- Your objective
Quote the whole listing verbatim.

───── Data to process

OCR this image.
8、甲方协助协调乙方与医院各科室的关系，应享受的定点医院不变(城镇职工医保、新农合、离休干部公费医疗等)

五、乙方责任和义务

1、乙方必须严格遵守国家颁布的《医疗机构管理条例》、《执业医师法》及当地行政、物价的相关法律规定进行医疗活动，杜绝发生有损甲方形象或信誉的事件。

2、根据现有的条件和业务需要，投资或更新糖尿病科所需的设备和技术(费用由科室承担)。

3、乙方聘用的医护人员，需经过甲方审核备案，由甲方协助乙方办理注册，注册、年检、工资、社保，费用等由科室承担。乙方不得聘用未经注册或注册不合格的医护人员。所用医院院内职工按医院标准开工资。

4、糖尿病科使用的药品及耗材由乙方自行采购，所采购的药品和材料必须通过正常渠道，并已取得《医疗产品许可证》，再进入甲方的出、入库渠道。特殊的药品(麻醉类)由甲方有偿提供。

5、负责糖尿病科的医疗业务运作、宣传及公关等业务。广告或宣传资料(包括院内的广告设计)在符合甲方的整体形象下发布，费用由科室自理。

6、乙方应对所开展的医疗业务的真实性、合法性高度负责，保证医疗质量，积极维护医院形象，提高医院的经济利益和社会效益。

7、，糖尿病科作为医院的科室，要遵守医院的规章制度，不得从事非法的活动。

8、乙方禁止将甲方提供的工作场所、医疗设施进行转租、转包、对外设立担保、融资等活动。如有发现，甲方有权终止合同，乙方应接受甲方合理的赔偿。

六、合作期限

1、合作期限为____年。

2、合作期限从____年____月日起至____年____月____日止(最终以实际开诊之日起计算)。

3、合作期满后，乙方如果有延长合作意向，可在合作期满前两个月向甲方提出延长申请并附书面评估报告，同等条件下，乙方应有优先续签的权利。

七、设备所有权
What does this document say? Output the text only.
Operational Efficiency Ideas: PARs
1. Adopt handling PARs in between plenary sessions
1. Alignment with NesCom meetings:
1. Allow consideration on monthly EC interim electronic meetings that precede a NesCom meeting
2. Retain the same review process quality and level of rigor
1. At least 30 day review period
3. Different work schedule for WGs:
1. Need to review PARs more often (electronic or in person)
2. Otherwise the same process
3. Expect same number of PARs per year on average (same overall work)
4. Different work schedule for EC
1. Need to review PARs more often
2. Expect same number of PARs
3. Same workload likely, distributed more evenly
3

──────────

- Expected answer
OCR this image.
8、甲方协助协调乙方与医院各科室的关系，应享受的定点医院不变(城镇职工医保、新农合、离休干部公费医疗等)

五、乙方责任和义务

1、乙方必须严格遵守国家颁布的《医疗机构管理条例》、《执业医师法》及当地行政、物价的相关法律规定进行医疗活动，杜绝发生有损甲方形象或信誉的事件。

2、根据现有的条件和业务需要，投资或更新糖尿病科所需的设备和技术(费用由科室承担)。

3、乙方聘用的医护人员，需经过甲方审核备案，由甲方协助乙方办理注册，注册、年检、工资、社保，费用等由科室承担。乙方不得聘用未经注册或注册不合格的医护人员。所用医院院内职工按医院标准开工资。

4、糖尿病科使用的药品及耗材由乙方自行采购，所采购的药品和材料必须通过正常渠道，并已取得《医疗产品许可证》，再进入甲方的出、入库渠道。特殊的药品(麻醉类)由甲方有偿提供。

5、负责糖尿病科的医疗业务运作、宣传及公关等业务。广告或宣传资料(包括院内的广告设计)在符合甲方的整体形象下发布，费用由科室自理。

6、乙方应对所开展的医疗业务的真实性、合法性高度负责，保证医疗质量，积极维护医院形象，提高医院的经济利益和社会效益。

7、，糖尿病科作为医院的科室，要遵守医院的规章制度，不得从事非法的活动。

8、乙方禁止将甲方提供的工作场所、医疗设施进行转租、转包、对外设立担保、融资等活动。如有发现，甲方有权终止合同，乙方应接受甲方合理的赔偿。

六、合作期限

1、合作期限为____年。

2、合作期限从____年____月日起至____年____月____日止(最终以实际开诊之日起计算)。

3、合作期满后，乙方如果有延长合作意向，可在合作期满前两个月向甲方提出延长申请并附书面评估报告，同等条件下，乙方应有优先续签的权利。

七、设备所有权
What does this document say? Output the text only.
Operational Efficiency Ideas: PARs
1. Adopt handling PARs in between plenary sessions
1. Alignment with NesCom meetings:
1. Allow consideration on monthly EC interim electronic meetings that precede a NesCom meeting
2. Retain the same review process quality and level of rigor
1. At least 30 day review period
3. Different work schedule for WGs:
1. Need to review PARs more often (electronic or in person)
2. Otherwise the same process
3. Expect same number of PARs per year on average (same overall work)
4. Different work schedule for EC
1. Need to review PARs more often
2. Expect same number of PARs
3. Same workload likely, distributed more evenly
3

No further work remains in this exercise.